[Items listed in a dataset]
====

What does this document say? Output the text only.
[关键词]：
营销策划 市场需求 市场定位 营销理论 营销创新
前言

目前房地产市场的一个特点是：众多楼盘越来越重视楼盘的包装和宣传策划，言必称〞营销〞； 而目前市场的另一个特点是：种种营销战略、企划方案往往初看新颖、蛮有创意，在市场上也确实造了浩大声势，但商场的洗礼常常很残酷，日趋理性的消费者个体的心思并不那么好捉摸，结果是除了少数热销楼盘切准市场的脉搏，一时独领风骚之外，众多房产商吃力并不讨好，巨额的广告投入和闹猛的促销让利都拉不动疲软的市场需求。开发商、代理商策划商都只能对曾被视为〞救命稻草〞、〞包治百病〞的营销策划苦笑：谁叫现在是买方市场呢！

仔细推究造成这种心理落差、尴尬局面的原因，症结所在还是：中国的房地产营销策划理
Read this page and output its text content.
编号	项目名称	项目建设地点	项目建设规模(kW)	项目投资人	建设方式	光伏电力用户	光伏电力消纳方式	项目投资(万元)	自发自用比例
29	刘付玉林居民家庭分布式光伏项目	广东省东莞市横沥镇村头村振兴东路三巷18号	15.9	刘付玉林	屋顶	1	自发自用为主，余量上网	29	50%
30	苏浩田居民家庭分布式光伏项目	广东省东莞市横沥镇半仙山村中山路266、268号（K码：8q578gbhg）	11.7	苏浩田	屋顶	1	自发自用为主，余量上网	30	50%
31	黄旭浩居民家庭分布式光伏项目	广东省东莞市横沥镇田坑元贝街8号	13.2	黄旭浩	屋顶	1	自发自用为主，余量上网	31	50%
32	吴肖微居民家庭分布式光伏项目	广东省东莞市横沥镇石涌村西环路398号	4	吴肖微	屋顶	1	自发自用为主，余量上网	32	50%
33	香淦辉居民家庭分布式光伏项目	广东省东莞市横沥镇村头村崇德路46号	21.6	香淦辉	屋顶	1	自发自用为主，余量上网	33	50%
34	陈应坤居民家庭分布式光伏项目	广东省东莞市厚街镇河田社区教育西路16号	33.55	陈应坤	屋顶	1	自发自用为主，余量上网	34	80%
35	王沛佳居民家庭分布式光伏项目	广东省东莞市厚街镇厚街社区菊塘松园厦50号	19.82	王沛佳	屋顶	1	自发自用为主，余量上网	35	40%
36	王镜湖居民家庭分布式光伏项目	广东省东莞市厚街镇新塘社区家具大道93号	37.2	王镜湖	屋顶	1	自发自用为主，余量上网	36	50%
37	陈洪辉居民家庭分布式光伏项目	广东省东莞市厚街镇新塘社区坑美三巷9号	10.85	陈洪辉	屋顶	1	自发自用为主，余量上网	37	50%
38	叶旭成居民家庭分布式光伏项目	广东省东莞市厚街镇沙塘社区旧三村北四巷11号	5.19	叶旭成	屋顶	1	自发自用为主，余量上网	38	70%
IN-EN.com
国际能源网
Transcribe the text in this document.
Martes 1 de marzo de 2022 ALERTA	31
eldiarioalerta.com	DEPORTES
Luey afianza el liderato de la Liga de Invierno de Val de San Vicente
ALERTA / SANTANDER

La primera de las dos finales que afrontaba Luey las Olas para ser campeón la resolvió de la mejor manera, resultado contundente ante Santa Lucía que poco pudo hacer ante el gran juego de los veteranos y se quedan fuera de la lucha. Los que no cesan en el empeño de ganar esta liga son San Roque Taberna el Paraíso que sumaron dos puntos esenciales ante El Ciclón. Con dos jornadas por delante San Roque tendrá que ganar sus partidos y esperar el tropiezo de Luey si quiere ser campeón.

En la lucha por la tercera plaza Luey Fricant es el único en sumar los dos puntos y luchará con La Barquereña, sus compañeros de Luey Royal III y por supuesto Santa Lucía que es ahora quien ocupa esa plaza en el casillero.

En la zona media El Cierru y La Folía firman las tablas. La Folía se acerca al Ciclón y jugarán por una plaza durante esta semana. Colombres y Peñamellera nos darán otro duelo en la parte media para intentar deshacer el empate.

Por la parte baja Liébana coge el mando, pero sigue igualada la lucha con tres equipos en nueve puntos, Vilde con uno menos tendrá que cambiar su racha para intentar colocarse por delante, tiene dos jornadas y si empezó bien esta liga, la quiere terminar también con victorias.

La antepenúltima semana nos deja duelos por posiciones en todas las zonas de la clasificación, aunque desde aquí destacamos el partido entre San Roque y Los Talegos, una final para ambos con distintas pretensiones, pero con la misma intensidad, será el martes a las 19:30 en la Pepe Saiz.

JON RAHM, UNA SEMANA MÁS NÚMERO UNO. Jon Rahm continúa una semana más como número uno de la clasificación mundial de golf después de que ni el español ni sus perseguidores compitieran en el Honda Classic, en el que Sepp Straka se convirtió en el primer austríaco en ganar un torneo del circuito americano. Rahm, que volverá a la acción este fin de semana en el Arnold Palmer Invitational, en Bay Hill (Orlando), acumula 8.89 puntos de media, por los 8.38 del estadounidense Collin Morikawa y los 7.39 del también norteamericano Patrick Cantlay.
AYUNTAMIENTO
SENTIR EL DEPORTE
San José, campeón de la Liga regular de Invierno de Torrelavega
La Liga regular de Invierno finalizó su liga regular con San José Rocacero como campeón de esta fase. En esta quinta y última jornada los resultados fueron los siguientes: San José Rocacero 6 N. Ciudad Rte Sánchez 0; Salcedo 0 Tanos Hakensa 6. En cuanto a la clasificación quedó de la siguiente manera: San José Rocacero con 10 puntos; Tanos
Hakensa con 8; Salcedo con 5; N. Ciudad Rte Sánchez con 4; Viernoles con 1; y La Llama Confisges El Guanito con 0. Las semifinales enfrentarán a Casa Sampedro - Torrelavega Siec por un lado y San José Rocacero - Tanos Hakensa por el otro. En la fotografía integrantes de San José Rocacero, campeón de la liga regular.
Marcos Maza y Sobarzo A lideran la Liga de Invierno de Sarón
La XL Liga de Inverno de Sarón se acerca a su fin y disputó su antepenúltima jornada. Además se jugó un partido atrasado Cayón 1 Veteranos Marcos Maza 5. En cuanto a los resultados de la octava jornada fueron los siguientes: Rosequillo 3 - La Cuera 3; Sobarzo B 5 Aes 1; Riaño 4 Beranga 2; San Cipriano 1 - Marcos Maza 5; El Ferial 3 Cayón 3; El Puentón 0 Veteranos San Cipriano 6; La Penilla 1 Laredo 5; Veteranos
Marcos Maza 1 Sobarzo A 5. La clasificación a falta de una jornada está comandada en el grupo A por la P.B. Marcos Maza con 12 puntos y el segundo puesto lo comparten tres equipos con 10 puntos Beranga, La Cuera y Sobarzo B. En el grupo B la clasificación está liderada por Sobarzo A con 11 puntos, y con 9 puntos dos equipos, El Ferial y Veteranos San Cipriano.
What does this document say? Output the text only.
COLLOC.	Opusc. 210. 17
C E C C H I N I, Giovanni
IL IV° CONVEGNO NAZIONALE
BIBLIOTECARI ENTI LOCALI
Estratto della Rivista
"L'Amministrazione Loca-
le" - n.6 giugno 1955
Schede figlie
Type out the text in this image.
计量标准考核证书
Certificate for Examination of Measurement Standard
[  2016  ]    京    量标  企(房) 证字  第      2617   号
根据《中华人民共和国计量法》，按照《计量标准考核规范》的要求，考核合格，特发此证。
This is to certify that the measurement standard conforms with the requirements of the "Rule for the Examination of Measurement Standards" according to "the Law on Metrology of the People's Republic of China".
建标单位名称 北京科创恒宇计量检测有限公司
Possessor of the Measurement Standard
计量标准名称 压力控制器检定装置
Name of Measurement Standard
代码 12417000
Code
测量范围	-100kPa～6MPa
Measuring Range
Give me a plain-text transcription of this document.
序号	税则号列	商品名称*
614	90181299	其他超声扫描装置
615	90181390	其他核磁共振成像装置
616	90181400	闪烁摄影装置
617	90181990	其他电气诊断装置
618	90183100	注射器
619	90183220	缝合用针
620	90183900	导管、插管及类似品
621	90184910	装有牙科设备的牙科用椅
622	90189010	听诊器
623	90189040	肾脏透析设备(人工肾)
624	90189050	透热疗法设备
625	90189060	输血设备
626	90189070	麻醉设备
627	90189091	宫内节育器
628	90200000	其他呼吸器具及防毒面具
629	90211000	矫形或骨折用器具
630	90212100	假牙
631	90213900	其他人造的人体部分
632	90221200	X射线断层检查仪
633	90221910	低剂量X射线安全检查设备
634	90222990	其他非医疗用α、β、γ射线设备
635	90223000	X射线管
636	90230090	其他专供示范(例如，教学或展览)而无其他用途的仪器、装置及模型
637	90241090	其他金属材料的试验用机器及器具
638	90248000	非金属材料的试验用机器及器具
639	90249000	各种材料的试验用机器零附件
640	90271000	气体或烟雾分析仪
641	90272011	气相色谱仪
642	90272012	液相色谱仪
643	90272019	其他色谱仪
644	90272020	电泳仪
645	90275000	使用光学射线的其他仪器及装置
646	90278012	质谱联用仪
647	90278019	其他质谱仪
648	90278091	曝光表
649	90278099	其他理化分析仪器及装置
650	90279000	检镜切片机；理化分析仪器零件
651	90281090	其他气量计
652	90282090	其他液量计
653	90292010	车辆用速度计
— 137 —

====

What is the number of lines that hold the string "document"? Reply with that number alone.

COMPLETE ANSWER
4